◆ **WHAT YOU HAVE TO DO**
Reproduce the forum thread below word for word, from its opening question through its last line.

#### TEXT SECTION

Have you made it clear that you will divorce her if she backslides?


----------



## TDSC60 (Dec 8, 2011)

Qwyn,

There is nothing wrong with hoping and fighting to get your wife back. Most honorable, self-respecting men have to feel that they did everything possible. You have loved her most of your life so it is perfectly normal to feel like you don't want to give up while there is the slightest chance left.

Is the counseling she scheduled Marriage or Individual? If it is MC I see nothing wrong with you going with her. If it is IC then go with her if you are asked, but do not be surprised if the counselor asks to see her alone. The counselor will probably set the schedule.

Nothing wrong with trying to recover what is lost until you just hit the wall and can't do it any more.

Good luck.


----------



## Owyn (Jul 9, 2012)

chapparal said:


> Have you made it clear that you will divorce her if she backslides?


Yes, she knows. Even if contact with OM is gone it could still be over if I was to find out more information that I cannot deal with.


----------



## Owyn (Jul 9, 2012)

TDSC60 said:


> Qwyn,
> 
> There is nothing wrong with hoping and fighting to get your wife back. Most honorable, self-respecting men have to feel that they did everything possible. You have loved her most of your life so it is perfectly normal to feel like you don't want to give up while there is the slightest chance left.
> 
> ...


Thanks TDSC60. It is MC.


----------



## dingerdad (Nov 23, 2011)

########
#### SUPPLIED DATA

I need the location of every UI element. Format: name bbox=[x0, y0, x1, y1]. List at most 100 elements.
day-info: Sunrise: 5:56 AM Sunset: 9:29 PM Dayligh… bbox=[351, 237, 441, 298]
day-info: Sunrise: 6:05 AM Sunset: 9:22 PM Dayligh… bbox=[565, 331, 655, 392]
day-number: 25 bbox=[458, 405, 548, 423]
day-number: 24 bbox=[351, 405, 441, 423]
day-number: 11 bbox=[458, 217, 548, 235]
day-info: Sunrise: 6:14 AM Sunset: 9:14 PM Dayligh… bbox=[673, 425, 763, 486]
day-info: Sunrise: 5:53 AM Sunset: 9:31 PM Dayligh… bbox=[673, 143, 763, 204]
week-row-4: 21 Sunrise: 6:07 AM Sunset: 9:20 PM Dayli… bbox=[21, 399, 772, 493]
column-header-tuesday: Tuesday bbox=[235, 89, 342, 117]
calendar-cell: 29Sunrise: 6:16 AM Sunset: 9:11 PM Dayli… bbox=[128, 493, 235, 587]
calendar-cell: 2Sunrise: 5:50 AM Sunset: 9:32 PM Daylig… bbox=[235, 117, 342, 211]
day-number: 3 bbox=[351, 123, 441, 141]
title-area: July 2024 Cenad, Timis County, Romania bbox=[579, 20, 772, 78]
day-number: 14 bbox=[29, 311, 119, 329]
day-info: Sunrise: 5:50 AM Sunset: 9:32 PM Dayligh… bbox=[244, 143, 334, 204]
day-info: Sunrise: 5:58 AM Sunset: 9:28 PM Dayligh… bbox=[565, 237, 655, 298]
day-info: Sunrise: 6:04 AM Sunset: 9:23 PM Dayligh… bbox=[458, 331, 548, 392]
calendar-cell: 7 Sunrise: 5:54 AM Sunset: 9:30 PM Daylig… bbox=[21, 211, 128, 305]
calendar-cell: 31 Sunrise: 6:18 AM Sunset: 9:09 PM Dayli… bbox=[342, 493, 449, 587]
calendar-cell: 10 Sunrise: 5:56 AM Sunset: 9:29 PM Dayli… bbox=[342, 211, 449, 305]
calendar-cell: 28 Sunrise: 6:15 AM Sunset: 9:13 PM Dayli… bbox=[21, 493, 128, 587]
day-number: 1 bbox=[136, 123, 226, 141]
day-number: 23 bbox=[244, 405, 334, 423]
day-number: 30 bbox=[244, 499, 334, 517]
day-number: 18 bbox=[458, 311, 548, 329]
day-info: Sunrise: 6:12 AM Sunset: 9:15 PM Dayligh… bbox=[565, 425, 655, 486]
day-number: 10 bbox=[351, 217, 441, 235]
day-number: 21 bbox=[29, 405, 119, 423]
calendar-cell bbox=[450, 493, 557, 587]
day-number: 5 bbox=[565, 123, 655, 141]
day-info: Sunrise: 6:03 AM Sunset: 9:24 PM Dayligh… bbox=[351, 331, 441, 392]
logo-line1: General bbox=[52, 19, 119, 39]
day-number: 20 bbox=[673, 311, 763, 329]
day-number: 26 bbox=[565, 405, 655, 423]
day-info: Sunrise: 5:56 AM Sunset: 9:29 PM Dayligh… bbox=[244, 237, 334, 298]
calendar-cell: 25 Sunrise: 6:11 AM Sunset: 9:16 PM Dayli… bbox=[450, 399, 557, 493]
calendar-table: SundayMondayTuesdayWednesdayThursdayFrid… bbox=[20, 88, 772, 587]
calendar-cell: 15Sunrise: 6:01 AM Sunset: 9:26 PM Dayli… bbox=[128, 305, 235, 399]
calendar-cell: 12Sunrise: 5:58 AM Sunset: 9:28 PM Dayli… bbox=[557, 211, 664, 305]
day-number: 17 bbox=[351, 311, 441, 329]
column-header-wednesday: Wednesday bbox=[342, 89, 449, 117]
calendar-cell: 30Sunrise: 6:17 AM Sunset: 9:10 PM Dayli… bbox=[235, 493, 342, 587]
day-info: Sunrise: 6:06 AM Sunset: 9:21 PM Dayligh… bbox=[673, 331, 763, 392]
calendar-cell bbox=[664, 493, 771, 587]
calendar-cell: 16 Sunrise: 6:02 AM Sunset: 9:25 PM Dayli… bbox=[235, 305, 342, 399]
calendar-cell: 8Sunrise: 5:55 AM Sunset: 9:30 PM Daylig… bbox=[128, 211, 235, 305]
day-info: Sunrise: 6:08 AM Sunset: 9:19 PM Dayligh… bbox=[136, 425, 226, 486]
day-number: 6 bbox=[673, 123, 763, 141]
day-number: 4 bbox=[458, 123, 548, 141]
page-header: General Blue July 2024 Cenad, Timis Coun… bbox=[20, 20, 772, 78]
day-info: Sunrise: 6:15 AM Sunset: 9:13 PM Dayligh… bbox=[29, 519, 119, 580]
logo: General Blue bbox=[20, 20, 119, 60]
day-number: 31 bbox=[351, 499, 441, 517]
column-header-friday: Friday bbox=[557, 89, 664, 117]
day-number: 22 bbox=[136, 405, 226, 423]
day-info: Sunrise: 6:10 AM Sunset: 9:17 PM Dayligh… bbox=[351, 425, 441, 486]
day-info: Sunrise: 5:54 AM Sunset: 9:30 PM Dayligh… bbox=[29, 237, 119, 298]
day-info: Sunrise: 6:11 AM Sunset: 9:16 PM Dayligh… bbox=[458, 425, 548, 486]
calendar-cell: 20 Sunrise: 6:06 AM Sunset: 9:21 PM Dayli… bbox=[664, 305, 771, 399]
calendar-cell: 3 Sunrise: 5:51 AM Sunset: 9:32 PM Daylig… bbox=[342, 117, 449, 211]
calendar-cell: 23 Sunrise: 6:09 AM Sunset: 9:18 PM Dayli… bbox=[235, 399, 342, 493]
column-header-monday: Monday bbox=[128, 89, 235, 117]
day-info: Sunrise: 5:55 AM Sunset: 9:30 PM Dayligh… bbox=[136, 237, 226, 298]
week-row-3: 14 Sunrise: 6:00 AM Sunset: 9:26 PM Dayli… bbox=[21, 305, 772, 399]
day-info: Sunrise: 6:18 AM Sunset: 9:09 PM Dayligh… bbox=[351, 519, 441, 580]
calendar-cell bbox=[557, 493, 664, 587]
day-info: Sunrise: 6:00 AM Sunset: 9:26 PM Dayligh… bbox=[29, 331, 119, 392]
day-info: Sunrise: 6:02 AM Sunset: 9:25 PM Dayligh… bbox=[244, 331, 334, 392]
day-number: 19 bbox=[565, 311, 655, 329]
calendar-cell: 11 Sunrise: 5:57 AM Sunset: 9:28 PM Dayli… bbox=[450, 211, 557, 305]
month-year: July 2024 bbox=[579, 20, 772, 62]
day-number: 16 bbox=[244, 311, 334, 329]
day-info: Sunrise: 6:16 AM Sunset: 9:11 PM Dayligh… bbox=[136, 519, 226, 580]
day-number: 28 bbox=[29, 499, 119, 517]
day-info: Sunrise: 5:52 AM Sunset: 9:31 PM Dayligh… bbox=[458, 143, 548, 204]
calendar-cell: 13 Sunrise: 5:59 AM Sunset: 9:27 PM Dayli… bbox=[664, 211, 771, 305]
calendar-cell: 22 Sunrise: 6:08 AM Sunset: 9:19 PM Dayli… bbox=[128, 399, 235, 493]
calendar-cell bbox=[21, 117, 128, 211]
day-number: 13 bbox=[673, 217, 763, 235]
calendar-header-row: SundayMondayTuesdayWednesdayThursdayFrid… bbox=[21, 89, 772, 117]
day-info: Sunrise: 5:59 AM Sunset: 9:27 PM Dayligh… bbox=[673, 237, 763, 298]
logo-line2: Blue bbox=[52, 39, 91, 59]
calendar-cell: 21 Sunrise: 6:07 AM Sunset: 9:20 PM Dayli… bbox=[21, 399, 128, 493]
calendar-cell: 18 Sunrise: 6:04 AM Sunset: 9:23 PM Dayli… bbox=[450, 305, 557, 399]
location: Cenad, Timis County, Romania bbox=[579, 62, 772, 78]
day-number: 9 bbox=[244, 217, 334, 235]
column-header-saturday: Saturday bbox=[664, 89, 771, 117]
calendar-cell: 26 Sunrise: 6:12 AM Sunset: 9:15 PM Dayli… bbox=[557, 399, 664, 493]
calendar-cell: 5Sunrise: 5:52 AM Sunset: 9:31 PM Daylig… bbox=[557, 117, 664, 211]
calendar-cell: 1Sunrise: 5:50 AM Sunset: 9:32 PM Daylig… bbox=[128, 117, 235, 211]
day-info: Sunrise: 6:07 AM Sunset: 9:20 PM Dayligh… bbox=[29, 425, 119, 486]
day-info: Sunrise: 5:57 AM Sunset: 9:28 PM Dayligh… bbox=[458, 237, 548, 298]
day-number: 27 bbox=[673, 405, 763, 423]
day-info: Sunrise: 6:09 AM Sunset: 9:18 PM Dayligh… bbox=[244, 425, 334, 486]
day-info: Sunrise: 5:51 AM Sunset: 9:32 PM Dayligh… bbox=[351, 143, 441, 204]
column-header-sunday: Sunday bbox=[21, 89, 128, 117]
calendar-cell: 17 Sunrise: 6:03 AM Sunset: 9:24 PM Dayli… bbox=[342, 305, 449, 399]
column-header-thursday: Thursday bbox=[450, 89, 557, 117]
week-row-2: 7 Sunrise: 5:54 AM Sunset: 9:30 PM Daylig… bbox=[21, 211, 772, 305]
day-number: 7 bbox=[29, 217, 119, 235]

########

◆ **PROBLEM SOLUTION**
Have you made it clear that you will divorce her if she backslides?


----------



## TDSC60 (Dec 8, 2011)

Qwyn,

There is nothing wrong with hoping and fighting to get your wife back. Most honorable, self-respecting men have to feel that they did everything possible. You have loved her most of your life so it is perfectly normal to feel like you don't want to give up while there is the slightest chance left.

Is the counseling she scheduled Marriage or Individual? If it is MC I see nothing wrong with you going with her. If it is IC then go with her if you are asked, but do not be surprised if the counselor asks to see her alone. The counselor will probably set the schedule.

Nothing wrong with trying to recover what is lost until you just hit the wall and can't do it any more.

Good luck.


----------



## Owyn (Jul 9, 2012)

chapparal said:


> Have you made it clear that you will divorce her if she backslides?


Yes, she knows. Even if contact with OM is gone it could still be over if I was to find out more information that I cannot deal with.


----------



## Owyn (Jul 9, 2012)

TDSC60 said:


> Qwyn,
> 
> There is nothing wrong with hoping and fighting to get your wife back. Most honorable, self-respecting men have to feel that they did everything possible. You have loved her most of your life so it is perfectly normal to feel like you don't want to give up while there is the slightest chance left.
> 
> ...


Thanks TDSC60. It is MC.


----------



## dingerdad (Nov 23, 2011)